══ DOCUMENT SECTION
IMHO platform.architecture() should return 32bit when running "arch -i386 /usr/local/bin/python3" to be consistent with struct.calcsize("P") == 4 and sys.maxsize == 2147483647. Otherwise, how would you notice that you are using the 32-bit flavor of Python?

My PR 11186 implements this fix.


Ronald Oussoren:
> Using sizeof(void*) or sys.maxsize suffers from the a simular problem: this will only detect the pointer-size of the current proces and not that the binary is capable of running with a different pointer-size as well.

Right, but I don't think that it's possible to report that Python executable is FAT binary in platform.architecture() result. If you want to provide such information, IMHO you should write a new function or at least add a new parameter to platform.architecture().

IMHO it's more consistent to report "32bit" for "arch -i386 python3" and "64bit" for "arch -x86_64 python3".
msg331959 - (view) Author: Ronald Oussoren (ronaldoussoren) * (Python committer) Date: 2018-12-17 09:30
> IMHO platform.architecture() should return 32bit when running "arch -i386 /usr/local/bin/python3" to be consistent with struct.calcsize("P") == 4 and sys.maxsize == 2147483647. Otherwise, how would you notice that you are using the 32-bit flavor of Python?

I don't agree. Platform.architecture() is defined to look at a specified binary, not the currently running process. That can lead to inconsistencies like this and is not something you can avoid. 


> Ronald Oussoren:
> > Using sizeof(void*) or sys.maxsize suffers from the a simular problem:  this will only detect the pointer-size of the current proces and not that the binary is capable of running with a different pointer-size as well.

> Right, but I don't think that it's possible to report that Python executable is FAT binary in platform.architecture() result. If you want to provide such information, IMHO you should write a new function or at least add a new parameter to platform.architecture().

> IMHO it's more consistent to report "32bit" for "arch -i386 python3" and "64bit" for "arch -x86_64 python3".

This doesn't necessarily need a new function, platform.architecture could also return something like "32bit,64bit". 

But as I mentioned in my previous message I don't know why anyone would want to use this function in the first place. There are better ways to determine information about the current process (struct.calcsize, sys.maxsize, sys.byteorder), and I have never had a need to determine information about executable files that I couldn't get in a better way using other libraries (like macholib and pyelftools)
msg331962 - (view) Author: STINNER Victor (vstinner) * (Python committer) Date: 2018-12-17 09:36
See also bpo-35516: "platform.system_alias(): add macOS support".
msg331965 - (view) Author: STINNER Victor (vstinner) * (Python committer) Date: 2018-12-17 10:15
> I don't agree. Platform.architecture() is defined to look at a specified binary, not the currently running process. That can lead to inconsistencies like this and is not something you can avoid.

architecture() looks at running Python executable by default and documents a special case when executable equals to sys.executable:
"(...) then only if the executable points to the Python interpreter. Reasonable defaults are used when the above needs are not met."
https://docs.python.org/dev/library/platform.html#platform.architecture


> This doesn't necessarily need a new function, platform.architecture could also return something like "32bit,64bit".

As an user, I don't need for this information.

architecture() already contains a note:

"""
On Mac OS X (and perhaps other platforms), executable files may be universal files containing multiple architectures.
════
══ DATA
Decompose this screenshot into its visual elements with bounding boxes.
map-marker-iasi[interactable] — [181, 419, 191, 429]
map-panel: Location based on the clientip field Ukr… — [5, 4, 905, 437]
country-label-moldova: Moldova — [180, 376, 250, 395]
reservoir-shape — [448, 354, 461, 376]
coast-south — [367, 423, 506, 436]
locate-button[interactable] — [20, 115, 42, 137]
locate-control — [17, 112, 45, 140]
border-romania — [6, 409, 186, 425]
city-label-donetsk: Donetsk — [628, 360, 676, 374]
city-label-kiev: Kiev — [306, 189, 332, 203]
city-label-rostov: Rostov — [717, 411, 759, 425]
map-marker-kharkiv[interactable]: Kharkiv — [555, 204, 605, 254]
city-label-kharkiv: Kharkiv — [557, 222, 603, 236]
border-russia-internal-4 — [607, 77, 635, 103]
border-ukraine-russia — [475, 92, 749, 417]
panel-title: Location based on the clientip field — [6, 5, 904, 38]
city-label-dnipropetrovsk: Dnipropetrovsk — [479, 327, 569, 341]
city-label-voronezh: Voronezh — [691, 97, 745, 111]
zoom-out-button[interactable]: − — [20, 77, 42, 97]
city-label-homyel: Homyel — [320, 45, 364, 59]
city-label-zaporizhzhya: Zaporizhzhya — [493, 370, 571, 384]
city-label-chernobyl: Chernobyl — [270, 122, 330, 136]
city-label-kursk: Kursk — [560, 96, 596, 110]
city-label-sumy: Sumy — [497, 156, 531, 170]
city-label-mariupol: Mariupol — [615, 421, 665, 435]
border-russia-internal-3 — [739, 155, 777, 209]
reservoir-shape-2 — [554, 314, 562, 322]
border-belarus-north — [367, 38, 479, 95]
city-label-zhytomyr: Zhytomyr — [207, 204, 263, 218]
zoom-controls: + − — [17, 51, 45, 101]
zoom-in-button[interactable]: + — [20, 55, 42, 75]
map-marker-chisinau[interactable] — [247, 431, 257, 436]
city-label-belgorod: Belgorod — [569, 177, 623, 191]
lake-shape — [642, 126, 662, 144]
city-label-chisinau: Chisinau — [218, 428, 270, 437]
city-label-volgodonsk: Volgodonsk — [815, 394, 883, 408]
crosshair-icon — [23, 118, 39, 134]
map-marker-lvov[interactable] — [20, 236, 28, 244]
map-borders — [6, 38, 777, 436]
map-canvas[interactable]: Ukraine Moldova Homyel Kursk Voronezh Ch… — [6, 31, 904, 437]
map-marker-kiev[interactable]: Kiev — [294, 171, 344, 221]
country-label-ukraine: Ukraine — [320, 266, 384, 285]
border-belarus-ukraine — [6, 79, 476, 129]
════
══ DATA
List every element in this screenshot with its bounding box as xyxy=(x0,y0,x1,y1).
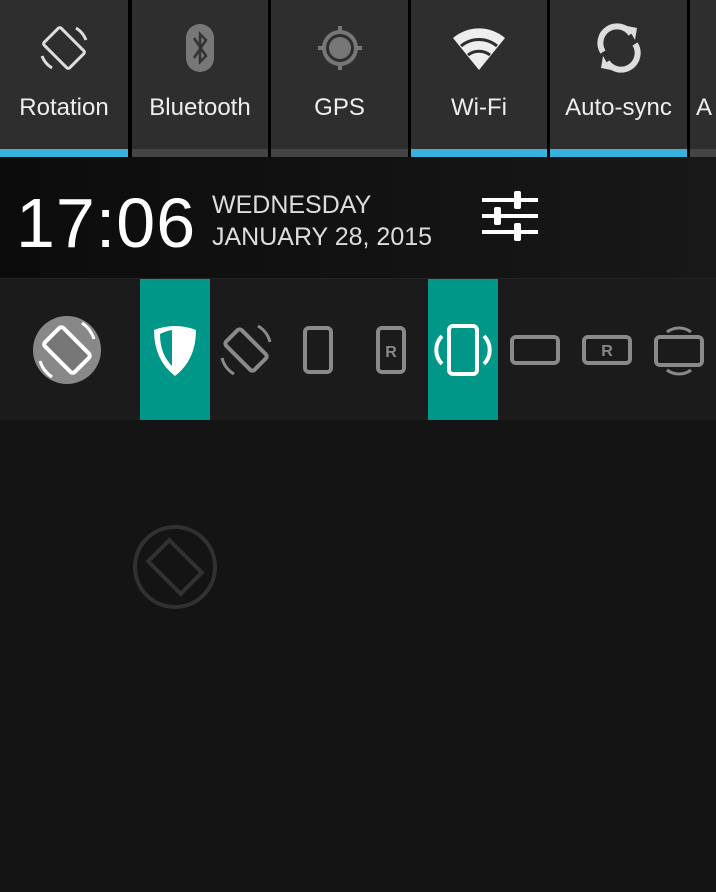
════
══ DATA
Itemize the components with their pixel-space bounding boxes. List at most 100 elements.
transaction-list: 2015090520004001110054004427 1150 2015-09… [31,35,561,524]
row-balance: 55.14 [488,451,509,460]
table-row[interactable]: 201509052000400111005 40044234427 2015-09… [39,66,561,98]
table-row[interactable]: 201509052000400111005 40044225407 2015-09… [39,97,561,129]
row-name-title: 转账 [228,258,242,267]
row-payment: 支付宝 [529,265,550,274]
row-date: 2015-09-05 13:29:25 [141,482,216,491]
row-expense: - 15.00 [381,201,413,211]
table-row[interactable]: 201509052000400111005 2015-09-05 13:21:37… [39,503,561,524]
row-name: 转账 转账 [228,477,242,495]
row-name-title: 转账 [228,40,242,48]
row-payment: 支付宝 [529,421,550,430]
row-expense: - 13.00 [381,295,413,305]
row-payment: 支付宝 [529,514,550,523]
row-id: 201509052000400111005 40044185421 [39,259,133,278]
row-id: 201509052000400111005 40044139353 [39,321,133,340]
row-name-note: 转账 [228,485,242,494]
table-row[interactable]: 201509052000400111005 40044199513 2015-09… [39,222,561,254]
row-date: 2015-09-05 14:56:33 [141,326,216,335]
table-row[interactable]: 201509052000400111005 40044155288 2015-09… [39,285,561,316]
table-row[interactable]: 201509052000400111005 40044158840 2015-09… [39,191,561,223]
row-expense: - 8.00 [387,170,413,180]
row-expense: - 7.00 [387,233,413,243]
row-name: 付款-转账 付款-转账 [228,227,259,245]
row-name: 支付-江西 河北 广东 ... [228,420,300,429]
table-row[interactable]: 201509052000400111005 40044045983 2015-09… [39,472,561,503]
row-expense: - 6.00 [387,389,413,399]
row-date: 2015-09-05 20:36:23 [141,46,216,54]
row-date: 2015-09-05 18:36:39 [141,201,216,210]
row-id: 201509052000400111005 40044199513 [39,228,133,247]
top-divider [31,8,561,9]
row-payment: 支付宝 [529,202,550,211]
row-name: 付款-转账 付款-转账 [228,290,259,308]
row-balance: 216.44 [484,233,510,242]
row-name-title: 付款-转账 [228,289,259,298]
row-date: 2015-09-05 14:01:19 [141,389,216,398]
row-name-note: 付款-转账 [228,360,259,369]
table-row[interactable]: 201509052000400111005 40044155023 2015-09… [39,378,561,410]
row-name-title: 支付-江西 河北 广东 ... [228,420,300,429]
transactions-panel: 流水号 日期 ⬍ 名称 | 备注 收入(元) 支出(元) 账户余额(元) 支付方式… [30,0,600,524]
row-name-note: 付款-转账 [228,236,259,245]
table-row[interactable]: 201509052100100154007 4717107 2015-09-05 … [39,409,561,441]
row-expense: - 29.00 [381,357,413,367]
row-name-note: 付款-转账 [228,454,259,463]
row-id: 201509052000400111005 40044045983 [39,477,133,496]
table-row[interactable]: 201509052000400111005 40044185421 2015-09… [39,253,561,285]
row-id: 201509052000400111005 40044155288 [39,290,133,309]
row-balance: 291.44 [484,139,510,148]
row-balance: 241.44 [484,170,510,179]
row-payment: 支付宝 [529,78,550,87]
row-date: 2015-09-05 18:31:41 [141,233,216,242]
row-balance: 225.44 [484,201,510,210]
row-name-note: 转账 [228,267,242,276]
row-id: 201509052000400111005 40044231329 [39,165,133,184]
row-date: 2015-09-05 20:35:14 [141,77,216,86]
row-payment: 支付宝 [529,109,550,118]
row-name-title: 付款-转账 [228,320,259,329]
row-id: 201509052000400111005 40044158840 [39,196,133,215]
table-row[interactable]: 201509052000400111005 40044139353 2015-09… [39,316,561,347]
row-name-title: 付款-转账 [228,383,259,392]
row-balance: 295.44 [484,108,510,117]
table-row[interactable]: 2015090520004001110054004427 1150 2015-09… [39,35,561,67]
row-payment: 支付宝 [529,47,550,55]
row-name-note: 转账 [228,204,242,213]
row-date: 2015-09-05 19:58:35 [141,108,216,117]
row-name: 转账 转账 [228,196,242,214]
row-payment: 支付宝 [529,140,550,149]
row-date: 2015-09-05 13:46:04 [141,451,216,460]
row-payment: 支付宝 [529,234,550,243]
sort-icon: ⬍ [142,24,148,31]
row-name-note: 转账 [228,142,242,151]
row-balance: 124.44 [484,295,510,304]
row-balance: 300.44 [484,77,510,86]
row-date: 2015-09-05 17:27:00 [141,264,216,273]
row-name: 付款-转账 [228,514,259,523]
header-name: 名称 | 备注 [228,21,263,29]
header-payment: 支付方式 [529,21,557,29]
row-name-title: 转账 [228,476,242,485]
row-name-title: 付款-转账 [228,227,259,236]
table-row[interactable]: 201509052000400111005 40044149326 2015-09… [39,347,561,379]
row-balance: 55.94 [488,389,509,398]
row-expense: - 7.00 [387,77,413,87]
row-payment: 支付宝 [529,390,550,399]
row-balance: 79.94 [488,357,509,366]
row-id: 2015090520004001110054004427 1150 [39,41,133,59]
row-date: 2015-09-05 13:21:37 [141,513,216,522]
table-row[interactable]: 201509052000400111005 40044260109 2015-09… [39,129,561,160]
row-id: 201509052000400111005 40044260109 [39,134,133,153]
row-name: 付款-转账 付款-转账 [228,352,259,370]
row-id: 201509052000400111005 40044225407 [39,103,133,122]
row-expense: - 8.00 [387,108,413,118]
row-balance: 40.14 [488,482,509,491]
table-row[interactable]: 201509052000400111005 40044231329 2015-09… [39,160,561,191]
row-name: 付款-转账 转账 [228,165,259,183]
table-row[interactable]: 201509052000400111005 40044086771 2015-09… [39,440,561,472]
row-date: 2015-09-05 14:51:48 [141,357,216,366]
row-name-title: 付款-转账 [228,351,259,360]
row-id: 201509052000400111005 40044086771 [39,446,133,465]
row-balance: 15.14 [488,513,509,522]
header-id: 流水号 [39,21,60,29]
════
→ **JOBS**:
1: Repeat from the platform.architecture() discussion the passage that begins at the words "architecture() already contains" and stops after the words "containing multiple architectures.".
2: In the platform.architecture() discussion, what are the better ways to determine information about the current process?

→ **RESULTS**:
1:
architecture() already contains a note:

"""
On Mac OS X (and perhaps other platforms), executable files may be universal files containing multiple architectures.

2: struct.calcsize, sys.maxsize, sys.byteorder